PROBLEM TO WORK ON => Convert every line of the records below into a Markdown table with two columns, Row for the line number and Line for the line itself, leaving out any blank lines.

Items stored from a collection:
• • • • • • •
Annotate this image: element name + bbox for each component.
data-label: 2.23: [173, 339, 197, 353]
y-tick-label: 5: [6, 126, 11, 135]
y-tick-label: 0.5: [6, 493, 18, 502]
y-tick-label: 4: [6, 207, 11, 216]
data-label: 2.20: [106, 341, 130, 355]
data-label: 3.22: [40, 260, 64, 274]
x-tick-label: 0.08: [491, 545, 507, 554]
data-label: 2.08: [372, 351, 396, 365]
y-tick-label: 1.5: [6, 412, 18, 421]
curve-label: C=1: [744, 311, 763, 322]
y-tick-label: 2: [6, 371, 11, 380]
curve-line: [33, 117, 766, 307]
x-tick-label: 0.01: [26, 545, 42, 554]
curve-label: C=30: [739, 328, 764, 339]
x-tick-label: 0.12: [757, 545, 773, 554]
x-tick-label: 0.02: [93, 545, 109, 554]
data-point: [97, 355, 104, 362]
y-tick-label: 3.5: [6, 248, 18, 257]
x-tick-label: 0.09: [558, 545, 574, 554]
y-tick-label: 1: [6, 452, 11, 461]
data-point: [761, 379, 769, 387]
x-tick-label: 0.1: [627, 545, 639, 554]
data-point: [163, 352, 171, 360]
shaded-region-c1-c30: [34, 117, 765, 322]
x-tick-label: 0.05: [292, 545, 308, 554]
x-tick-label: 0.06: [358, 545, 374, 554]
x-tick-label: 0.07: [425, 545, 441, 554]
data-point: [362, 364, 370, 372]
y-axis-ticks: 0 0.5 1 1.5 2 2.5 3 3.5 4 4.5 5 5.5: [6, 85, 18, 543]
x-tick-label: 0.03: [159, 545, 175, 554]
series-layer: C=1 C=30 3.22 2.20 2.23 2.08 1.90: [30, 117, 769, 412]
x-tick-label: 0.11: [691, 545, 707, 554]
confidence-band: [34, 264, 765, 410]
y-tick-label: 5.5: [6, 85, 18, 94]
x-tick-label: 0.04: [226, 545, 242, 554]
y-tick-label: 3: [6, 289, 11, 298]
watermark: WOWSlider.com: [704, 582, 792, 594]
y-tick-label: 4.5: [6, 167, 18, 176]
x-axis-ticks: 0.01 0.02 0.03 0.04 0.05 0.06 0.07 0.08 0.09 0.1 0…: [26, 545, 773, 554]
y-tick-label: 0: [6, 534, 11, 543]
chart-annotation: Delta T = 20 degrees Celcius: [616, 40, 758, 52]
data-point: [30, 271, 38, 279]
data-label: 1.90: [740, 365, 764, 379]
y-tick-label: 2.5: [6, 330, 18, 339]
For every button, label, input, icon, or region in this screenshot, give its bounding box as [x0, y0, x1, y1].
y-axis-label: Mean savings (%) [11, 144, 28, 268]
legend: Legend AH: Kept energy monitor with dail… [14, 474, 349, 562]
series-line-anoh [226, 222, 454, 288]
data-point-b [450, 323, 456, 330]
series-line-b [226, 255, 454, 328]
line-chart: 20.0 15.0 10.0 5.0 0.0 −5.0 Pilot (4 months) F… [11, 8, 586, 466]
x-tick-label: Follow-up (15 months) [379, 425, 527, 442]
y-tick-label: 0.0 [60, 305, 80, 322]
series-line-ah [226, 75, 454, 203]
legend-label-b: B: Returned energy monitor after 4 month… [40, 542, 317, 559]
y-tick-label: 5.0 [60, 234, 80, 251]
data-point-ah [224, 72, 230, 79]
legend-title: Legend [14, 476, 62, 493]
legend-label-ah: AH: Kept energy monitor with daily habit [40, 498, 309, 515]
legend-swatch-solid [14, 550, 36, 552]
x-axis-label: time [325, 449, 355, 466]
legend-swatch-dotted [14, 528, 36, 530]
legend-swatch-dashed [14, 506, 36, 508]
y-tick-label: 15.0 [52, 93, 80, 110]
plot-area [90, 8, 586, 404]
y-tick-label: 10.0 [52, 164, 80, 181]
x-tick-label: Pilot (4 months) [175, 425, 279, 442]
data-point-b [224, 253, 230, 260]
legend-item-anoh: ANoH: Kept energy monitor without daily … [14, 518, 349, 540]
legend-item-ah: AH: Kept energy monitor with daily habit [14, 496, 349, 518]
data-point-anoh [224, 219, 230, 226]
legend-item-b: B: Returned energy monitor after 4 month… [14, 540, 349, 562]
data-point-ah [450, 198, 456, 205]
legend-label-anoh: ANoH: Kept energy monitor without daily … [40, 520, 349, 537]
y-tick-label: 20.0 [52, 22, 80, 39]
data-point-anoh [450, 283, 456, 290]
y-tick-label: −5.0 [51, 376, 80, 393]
• • • • • • •
ANSWER FOR THIS EXERCISE =>
| Row | Line |
|---|---|
| 1 | Annotate this image: element name + bbox for each component. |
| 2 | data-label: 2.23: [173, 339, 197, 353] |
| 3 | y-tick-label: 5: [6, 126, 11, 135] |
| 4 | y-tick-label: 0.5: [6, 493, 18, 502] |
| 5 | y-tick-label: 4: [6, 207, 11, 216] |
| 6 | data-label: 2.20: [106, 341, 130, 355] |
| 7 | data-label: 3.22: [40, 260, 64, 274] |
| 8 | x-tick-label: 0.08: [491, 545, 507, 554] |
| 9 | data-label: 2.08: [372, 351, 396, 365] |
| 10 | y-tick-label: 1.5: [6, 412, 18, 421] |
| 11 | curve-label: C=1: [744, 311, 763, 322] |
| 12 | y-tick-label: 2: [6, 371, 11, 380] |
| 13 | curve-line: [33, 117, 766, 307] |
| 14 | x-tick-label: 0.01: [26, 545, 42, 554] |
| 15 | curve-label: C=30: [739, 328, 764, 339] |
| 16 | x-tick-label: 0.12: [757, 545, 773, 554] |
| 17 | x-tick-label: 0.02: [93, 545, 109, 554] |
| 18 | data-point: [97, 355, 104, 362] |
| 19 | y-tick-label: 3.5: [6, 248, 18, 257] |
| 20 | x-tick-label: 0.09: [558, 545, 574, 554] |
| 21 | y-tick-label: 1: [6, 452, 11, 461] |
| 22 | data-point: [761, 379, 769, 387] |
| 23 | x-tick-label: 0.1: [627, 545, 639, 554] |
| 24 | data-point: [163, 352, 171, 360] |
| 25 | shaded-region-c1-c30: [34, 117, 765, 322] |
| 26 | x-tick-label: 0.05: [292, 545, 308, 554] |
| 27 | x-tick-label: 0.06: [358, 545, 374, 554] |
| 28 | x-tick-label: 0.07: [425, 545, 441, 554] |
| 29 | data-point: [362, 364, 370, 372] |
| 30 | y-axis-ticks: 0 0.5 1 1.5 2 2.5 3 3.5 4 4.5 5 5.5: [6, 85, 18, 543] |
| 31 | x-tick-label: 0.03: [159, 545, 175, 554] |
| 32 | series-layer: C=1 C=30 3.22 2.20 2.23 2.08 1.90: [30, 117, 769, 412] |
| 33 | x-tick-label: 0.11: [691, 545, 707, 554] |
| 34 | confidence-band: [34, 264, 765, 410] |
| 35 | y-tick-label: 5.5: [6, 85, 18, 94] |
| 36 | x-tick-label: 0.04: [226, 545, 242, 554] |
| 37 | y-tick-label: 3: [6, 289, 11, 298] |
| 38 | watermark: WOWSlider.com: [704, 582, 792, 594] |
| 39 | y-tick-label: 4.5: [6, 167, 18, 176] |
| 40 | x-axis-ticks: 0.01 0.02 0.03 0.04 0.05 0.06 0.07 0.08 0.09 0.1 0…: [26, 545, 773, 554] |
| 41 | y-tick-label: 0: [6, 534, 11, 543] |
| 42 | chart-annotation: Delta T = 20 degrees Celcius: [616, 40, 758, 52] |
| 43 | data-point: [30, 271, 38, 279] |
| 44 | data-label: 1.90: [740, 365, 764, 379] |
| 45 | y-tick-label: 2.5: [6, 330, 18, 339] |
| 46 | For every button, label, input, icon, or region in this screenshot, give its bounding box as [x0, y0, x1, y1]. |
| 47 | y-axis-label: Mean savings (%) [11, 144, 28, 268] |
| 48 | legend: Legend AH: Kept energy monitor with dail… [14, 474, 349, 562] |
| 49 | series-line-anoh [226, 222, 454, 288] |
| 50 | data-point-b [450, 323, 456, 330] |
| 51 | series-line-b [226, 255, 454, 328] |
| 52 | line-chart: 20.0 15.0 10.0 5.0 0.0 −5.0 Pilot (4 months) F… [11, 8, 586, 466] |
| 53 | x-tick-label: Follow-up (15 months) [379, 425, 527, 442] |
| 54 | y-tick-label: 0.0 [60, 305, 80, 322] |
| 55 | series-line-ah [226, 75, 454, 203] |
| 56 | legend-label-b: B: Returned energy monitor after 4 month… [40, 542, 317, 559] |
| 57 | y-tick-label: 5.0 [60, 234, 80, 251] |
| 58 | data-point-ah [224, 72, 230, 79] |
| 59 | legend-title: Legend [14, 476, 62, 493] |
| 60 | legend-label-ah: AH: Kept energy monitor with daily habit [40, 498, 309, 515] |
| 61 | legend-swatch-solid [14, 550, 36, 552] |
| 62 | x-axis-label: time [325, 449, 355, 466] |
| 63 | legend-swatch-dotted [14, 528, 36, 530] |
| 64 | legend-swatch-dashed [14, 506, 36, 508] |
| 65 | y-tick-label: 15.0 [52, 93, 80, 110] |
| 66 | plot-area [90, 8, 586, 404] |
| 67 | y-tick-label: 10.0 [52, 164, 80, 181] |
| 68 | x-tick-label: Pilot (4 months) [175, 425, 279, 442] |
| 69 | data-point-b [224, 253, 230, 260] |
| 70 | legend-item-anoh: ANoH: Kept energy monitor without daily … [14, 518, 349, 540] |
| 71 | legend-item-ah: AH: Kept energy monitor with daily habit [14, 496, 349, 518] |
| 72 | data-point-anoh [224, 219, 230, 226] |
| 73 | legend-item-b: B: Returned energy monitor after 4 month… [14, 540, 349, 562] |
| 74 | data-point-ah [450, 198, 456, 205] |
| 75 | legend-label-anoh: ANoH: Kept energy monitor without daily … [40, 520, 349, 537] |
| 76 | y-tick-label: 20.0 [52, 22, 80, 39] |
| 77 | data-point-anoh [450, 283, 456, 290] |
| 78 | y-tick-label: −5.0 [51, 376, 80, 393] |